> [REQUIRED TASK]:
Write out the whole listing again, exactly as given.

-------- DATASET RECORDS --------

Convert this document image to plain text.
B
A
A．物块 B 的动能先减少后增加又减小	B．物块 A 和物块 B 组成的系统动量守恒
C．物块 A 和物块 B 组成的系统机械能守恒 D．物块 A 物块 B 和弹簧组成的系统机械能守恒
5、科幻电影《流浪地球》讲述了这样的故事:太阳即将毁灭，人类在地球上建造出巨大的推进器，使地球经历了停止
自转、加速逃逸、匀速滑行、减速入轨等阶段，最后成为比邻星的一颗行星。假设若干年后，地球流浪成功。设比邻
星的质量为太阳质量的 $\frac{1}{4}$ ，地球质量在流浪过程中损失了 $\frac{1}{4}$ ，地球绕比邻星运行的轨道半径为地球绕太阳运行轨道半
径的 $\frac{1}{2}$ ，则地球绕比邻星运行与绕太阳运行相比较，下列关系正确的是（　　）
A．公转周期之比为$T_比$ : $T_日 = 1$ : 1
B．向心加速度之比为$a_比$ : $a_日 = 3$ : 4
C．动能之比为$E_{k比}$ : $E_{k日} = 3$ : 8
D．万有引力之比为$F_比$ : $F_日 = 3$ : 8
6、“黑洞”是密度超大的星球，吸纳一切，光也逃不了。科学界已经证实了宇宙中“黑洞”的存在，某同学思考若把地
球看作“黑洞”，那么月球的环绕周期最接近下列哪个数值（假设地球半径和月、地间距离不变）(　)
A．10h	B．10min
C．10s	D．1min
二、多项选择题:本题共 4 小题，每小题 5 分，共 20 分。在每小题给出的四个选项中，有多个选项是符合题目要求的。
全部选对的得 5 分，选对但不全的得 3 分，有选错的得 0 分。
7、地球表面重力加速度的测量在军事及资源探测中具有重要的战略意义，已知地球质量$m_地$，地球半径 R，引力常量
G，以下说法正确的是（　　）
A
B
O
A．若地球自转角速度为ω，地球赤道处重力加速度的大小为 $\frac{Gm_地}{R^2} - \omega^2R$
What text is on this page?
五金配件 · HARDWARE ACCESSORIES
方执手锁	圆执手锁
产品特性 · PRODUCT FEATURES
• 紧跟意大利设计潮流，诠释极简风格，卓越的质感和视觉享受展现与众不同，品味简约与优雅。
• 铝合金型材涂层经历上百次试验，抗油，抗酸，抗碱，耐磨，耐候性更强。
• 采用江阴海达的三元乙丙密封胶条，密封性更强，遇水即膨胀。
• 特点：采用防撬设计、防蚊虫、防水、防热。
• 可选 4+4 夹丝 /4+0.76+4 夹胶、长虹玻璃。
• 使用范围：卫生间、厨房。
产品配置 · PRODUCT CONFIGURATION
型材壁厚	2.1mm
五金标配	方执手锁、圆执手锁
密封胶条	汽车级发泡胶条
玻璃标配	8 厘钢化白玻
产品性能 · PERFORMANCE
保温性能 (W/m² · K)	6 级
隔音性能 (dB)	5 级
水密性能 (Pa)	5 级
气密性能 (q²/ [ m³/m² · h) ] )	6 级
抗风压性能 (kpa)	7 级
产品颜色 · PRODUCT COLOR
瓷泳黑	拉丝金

--------

> [SOLUTION TO THIS PROBLEM]:
Convert this document image to plain text.
B
A
A．物块 B 的动能先减少后增加又减小	B．物块 A 和物块 B 组成的系统动量守恒
C．物块 A 和物块 B 组成的系统机械能守恒 D．物块 A 物块 B 和弹簧组成的系统机械能守恒
5、科幻电影《流浪地球》讲述了这样的故事:太阳即将毁灭，人类在地球上建造出巨大的推进器，使地球经历了停止
自转、加速逃逸、匀速滑行、减速入轨等阶段，最后成为比邻星的一颗行星。假设若干年后，地球流浪成功。设比邻
星的质量为太阳质量的 $\frac{1}{4}$ ，地球质量在流浪过程中损失了 $\frac{1}{4}$ ，地球绕比邻星运行的轨道半径为地球绕太阳运行轨道半
径的 $\frac{1}{2}$ ，则地球绕比邻星运行与绕太阳运行相比较，下列关系正确的是（　　）
A．公转周期之比为$T_比$ : $T_日 = 1$ : 1
B．向心加速度之比为$a_比$ : $a_日 = 3$ : 4
C．动能之比为$E_{k比}$ : $E_{k日} = 3$ : 8
D．万有引力之比为$F_比$ : $F_日 = 3$ : 8
6、“黑洞”是密度超大的星球，吸纳一切，光也逃不了。科学界已经证实了宇宙中“黑洞”的存在，某同学思考若把地
球看作“黑洞”，那么月球的环绕周期最接近下列哪个数值（假设地球半径和月、地间距离不变）(　)
A．10h	B．10min
C．10s	D．1min
二、多项选择题:本题共 4 小题，每小题 5 分，共 20 分。在每小题给出的四个选项中，有多个选项是符合题目要求的。
全部选对的得 5 分，选对但不全的得 3 分，有选错的得 0 分。
7、地球表面重力加速度的测量在军事及资源探测中具有重要的战略意义，已知地球质量$m_地$，地球半径 R，引力常量
G，以下说法正确的是（　　）
A
B
O
A．若地球自转角速度为ω，地球赤道处重力加速度的大小为 $\frac{Gm_地}{R^2} - \omega^2R$
What text is on this page?
五金配件 · HARDWARE ACCESSORIES
方执手锁	圆执手锁
产品特性 · PRODUCT FEATURES
• 紧跟意大利设计潮流，诠释极简风格，卓越的质感和视觉享受展现与众不同，品味简约与优雅。
• 铝合金型材涂层经历上百次试验，抗油，抗酸，抗碱，耐磨，耐候性更强。
• 采用江阴海达的三元乙丙密封胶条，密封性更强，遇水即膨胀。
• 特点：采用防撬设计、防蚊虫、防水、防热。
• 可选 4+4 夹丝 /4+0.76+4 夹胶、长虹玻璃。
• 使用范围：卫生间、厨房。
产品配置 · PRODUCT CONFIGURATION
型材壁厚	2.1mm
五金标配	方执手锁、圆执手锁
密封胶条	汽车级发泡胶条
玻璃标配	8 厘钢化白玻
产品性能 · PERFORMANCE
保温性能 (W/m² · K)	6 级
隔音性能 (dB)	5 级
水密性能 (Pa)	5 级
气密性能 (q²/ [ m³/m² · h) ] )	6 级
抗风压性能 (kpa)	7 级
产品颜色 · PRODUCT COLOR
瓷泳黑	拉丝金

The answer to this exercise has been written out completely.